- Exercise goal
Below is a block of data; give all of it again word for word.
-- START Excerpted data --
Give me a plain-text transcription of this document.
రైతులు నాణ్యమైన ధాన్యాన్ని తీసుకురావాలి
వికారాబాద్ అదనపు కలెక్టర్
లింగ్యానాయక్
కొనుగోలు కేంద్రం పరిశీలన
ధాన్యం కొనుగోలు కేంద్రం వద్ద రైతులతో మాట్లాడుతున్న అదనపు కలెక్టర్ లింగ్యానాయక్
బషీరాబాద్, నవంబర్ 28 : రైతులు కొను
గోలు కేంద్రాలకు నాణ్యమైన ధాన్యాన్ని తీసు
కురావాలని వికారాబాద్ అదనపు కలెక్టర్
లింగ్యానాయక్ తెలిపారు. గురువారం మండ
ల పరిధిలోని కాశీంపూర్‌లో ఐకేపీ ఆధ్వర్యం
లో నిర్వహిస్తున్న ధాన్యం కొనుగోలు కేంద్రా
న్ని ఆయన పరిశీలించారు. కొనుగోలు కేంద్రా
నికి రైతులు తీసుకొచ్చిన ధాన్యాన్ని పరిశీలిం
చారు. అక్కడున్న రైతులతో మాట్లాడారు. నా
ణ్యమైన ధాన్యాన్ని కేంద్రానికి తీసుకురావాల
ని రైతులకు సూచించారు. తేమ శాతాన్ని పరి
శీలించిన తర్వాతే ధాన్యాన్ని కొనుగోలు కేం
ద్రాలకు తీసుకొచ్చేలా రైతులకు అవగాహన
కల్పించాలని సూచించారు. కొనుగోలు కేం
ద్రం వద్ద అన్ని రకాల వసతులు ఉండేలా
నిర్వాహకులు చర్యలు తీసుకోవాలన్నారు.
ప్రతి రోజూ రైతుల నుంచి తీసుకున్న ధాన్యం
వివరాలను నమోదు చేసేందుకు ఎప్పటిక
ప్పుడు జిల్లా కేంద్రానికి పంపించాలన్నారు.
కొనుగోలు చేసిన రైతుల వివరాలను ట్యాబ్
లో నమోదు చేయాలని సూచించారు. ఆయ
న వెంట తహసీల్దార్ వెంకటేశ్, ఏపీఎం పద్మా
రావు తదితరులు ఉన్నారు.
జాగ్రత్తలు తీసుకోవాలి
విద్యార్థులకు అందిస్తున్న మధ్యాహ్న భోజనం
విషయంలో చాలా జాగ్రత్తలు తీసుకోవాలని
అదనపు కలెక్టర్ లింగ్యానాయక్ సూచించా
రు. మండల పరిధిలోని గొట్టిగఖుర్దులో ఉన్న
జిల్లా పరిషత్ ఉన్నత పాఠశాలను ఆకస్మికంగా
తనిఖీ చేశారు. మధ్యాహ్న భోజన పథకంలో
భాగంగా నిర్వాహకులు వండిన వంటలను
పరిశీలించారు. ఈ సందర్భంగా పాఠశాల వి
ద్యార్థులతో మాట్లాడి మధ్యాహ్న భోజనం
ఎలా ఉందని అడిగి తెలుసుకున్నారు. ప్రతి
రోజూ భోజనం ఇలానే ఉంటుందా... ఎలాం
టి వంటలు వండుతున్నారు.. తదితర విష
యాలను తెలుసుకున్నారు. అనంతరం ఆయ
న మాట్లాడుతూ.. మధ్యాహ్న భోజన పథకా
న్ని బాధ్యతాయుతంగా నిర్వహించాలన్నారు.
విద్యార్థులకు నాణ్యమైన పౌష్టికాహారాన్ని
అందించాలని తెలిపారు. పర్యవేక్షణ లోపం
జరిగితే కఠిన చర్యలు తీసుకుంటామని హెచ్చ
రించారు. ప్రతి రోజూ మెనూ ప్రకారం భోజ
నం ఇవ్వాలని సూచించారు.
-- END Excerpted data --
- Full response
Give me a plain-text transcription of this document.
రైతులు నాణ్యమైన ధాన్యాన్ని తీసుకురావాలి
వికారాబాద్ అదనపు కలెక్టర్
లింగ్యానాయక్
కొనుగోలు కేంద్రం పరిశీలన
ధాన్యం కొనుగోలు కేంద్రం వద్ద రైతులతో మాట్లాడుతున్న అదనపు కలెక్టర్ లింగ్యానాయక్
బషీరాబాద్, నవంబర్ 28 : రైతులు కొను
గోలు కేంద్రాలకు నాణ్యమైన ధాన్యాన్ని తీసు
కురావాలని వికారాబాద్ అదనపు కలెక్టర్
లింగ్యానాయక్ తెలిపారు. గురువారం మండ
ల పరిధిలోని కాశీంపూర్‌లో ఐకేపీ ఆధ్వర్యం
లో నిర్వహిస్తున్న ధాన్యం కొనుగోలు కేంద్రా
న్ని ఆయన పరిశీలించారు. కొనుగోలు కేంద్రా
నికి రైతులు తీసుకొచ్చిన ధాన్యాన్ని పరిశీలిం
చారు. అక్కడున్న రైతులతో మాట్లాడారు. నా
ణ్యమైన ధాన్యాన్ని కేంద్రానికి తీసుకురావాల
ని రైతులకు సూచించారు. తేమ శాతాన్ని పరి
శీలించిన తర్వాతే ధాన్యాన్ని కొనుగోలు కేం
ద్రాలకు తీసుకొచ్చేలా రైతులకు అవగాహన
కల్పించాలని సూచించారు. కొనుగోలు కేం
ద్రం వద్ద అన్ని రకాల వసతులు ఉండేలా
నిర్వాహకులు చర్యలు తీసుకోవాలన్నారు.
ప్రతి రోజూ రైతుల నుంచి తీసుకున్న ధాన్యం
వివరాలను నమోదు చేసేందుకు ఎప్పటిక
ప్పుడు జిల్లా కేంద్రానికి పంపించాలన్నారు.
కొనుగోలు చేసిన రైతుల వివరాలను ట్యాబ్
లో నమోదు చేయాలని సూచించారు. ఆయ
న వెంట తహసీల్దార్ వెంకటేశ్, ఏపీఎం పద్మా
రావు తదితరులు ఉన్నారు.
జాగ్రత్తలు తీసుకోవాలి
విద్యార్థులకు అందిస్తున్న మధ్యాహ్న భోజనం
విషయంలో చాలా జాగ్రత్తలు తీసుకోవాలని
అదనపు కలెక్టర్ లింగ్యానాయక్ సూచించా
రు. మండల పరిధిలోని గొట్టిగఖుర్దులో ఉన్న
జిల్లా పరిషత్ ఉన్నత పాఠశాలను ఆకస్మికంగా
తనిఖీ చేశారు. మధ్యాహ్న భోజన పథకంలో
భాగంగా నిర్వాహకులు వండిన వంటలను
పరిశీలించారు. ఈ సందర్భంగా పాఠశాల వి
ద్యార్థులతో మాట్లాడి మధ్యాహ్న భోజనం
ఎలా ఉందని అడిగి తెలుసుకున్నారు. ప్రతి
రోజూ భోజనం ఇలానే ఉంటుందా... ఎలాం
టి వంటలు వండుతున్నారు.. తదితర విష
యాలను తెలుసుకున్నారు. అనంతరం ఆయ
న మాట్లాడుతూ.. మధ్యాహ్న భోజన పథకా
న్ని బాధ్యతాయుతంగా నిర్వహించాలన్నారు.
విద్యార్థులకు నాణ్యమైన పౌష్టికాహారాన్ని
అందించాలని తెలిపారు. పర్యవేక్షణ లోపం
జరిగితే కఠిన చర్యలు తీసుకుంటామని హెచ్చ
రించారు. ప్రతి రోజూ మెనూ ప్రకారం భోజ
నం ఇవ్వాలని సూచించారు.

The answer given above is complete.